> [Texte]:
§ §

« Henry Becque, prince de l’amertume » – 20 mai 2019


Henry Becque, prince de l’amertume

Journée d’études
Organisée par Marianne Bouchardon
à l’Université de Rouen (CÉRÉdI – EA 3229)
lundi 20 mai 2019

Comité scientifique : Olivier Bara (Université de Lyon II), Florence Naugrette (Université de Paris IV), Jean-Claude Yon (Université de Versailles-Saint-Quentin)

L’auteur des Corbeaux (Comédie-Française, 1882) et de La Parisienne (Renaissance, 1885), en qui André Antoine, le fondateur du Théâtre-Libre, reconnaît avec Émile Zola l’un de ses deux maîtres, est le grand nom du réalisme à la scène. Dans l’histoire du théâtre, il occupe une place intermédiaire entre les trois auteurs à succès de la seconde moitié du XIXe siècle, Émile Augier, Alexandre Dumas fils et Victorien Sardou, dans le sillage desquels ses comédies de mœurs se situent, et la génération dite « de 1887 », à laquelle il inspire le genre de la « comédie rosse ». Après sa mort, il est salué comme le grand rénovateur de la comédie : « Molière, Beaumarchais, Becque » dit-on alors. Vers 1924, date de la dernière édition de son théâtre, il est au faîte de sa gloire : ses pièces sont régulièrement reprises, ses manuscrits valent une fortune – et Les Corbeaux sont même inscrits au programme de l’agrégation ! Aujourd’hui, Henry Becque (1837-1899) fait partie, comme le note Jean-Pierre Vincent, des « oubliés chroniques » du répertoire. À l’occasion de la prochaine parution du premier tome de son Théâtre complet chez Garnier, cette journée d’études invitera à redécouvrir l’œuvre assurément sombre et pessimiste, mais aussi redoutablement efficace, de celui que Louis Jouvet appelait le « Prince de l’amertume ».

§ §

> [Données]:

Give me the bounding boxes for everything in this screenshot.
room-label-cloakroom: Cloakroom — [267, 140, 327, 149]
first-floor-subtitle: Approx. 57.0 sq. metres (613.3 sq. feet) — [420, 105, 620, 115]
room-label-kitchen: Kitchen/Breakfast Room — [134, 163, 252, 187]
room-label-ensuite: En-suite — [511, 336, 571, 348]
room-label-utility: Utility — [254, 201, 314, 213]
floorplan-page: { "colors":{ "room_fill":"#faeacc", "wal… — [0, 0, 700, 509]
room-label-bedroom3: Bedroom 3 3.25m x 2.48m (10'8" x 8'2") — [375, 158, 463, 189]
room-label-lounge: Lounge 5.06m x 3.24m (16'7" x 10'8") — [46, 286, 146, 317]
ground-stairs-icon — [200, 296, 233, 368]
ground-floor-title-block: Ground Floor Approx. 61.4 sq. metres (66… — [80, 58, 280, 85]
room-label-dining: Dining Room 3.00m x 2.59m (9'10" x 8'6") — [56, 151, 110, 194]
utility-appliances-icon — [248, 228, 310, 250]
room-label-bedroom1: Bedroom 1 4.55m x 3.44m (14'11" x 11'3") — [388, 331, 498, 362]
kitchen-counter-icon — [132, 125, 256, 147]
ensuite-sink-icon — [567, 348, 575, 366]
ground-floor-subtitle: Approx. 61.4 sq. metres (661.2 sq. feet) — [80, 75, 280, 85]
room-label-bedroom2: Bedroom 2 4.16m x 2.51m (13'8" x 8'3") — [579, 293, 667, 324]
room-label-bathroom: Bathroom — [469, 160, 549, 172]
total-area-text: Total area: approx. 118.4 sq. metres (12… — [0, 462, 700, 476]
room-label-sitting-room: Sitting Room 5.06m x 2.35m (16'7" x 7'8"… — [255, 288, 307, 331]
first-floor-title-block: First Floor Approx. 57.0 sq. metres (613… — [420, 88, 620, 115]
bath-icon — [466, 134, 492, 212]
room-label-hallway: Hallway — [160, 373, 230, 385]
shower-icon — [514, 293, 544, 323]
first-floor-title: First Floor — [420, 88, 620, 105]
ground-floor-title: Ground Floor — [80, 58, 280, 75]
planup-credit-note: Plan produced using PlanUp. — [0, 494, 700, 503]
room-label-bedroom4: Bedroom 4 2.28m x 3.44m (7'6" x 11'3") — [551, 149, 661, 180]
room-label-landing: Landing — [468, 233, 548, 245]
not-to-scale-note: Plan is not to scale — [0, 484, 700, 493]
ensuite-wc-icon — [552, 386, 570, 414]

§ §

> [Exercices]:
A. D'après le texte sur Henry Becque, à quelle génération Becque inspire-t-il le genre de la « comédie rosse » ?
B. Rédigez la suite du texte sur Henry Becque, en partant de sa dernière phrase.
Les enregistrements forment un matériau distinct du texte.

> [Corrigés]:
A. À la génération dite « de 1887 ».

B.
Communications de Florence Filippi (Université de Rouen, CÉRÉdI), Florence Fix (Université de Rouen, CÉRÉdI,) Constanza Georgakaki (Université d’Athènes), Olivier Goetz (Université de Metz), Céline Hersant (Bibliothèque Gaston Baty), Sylvain Ledda (Université de Rouen, CÉRÉdI), Aline Marchadier (Université de Paris 3), Roxane Martin (Université de Nancy), Isabelle Moindrot (Université de Paris 8), suivies d’un entretien avec Jean-Pierre Vincent (TNS).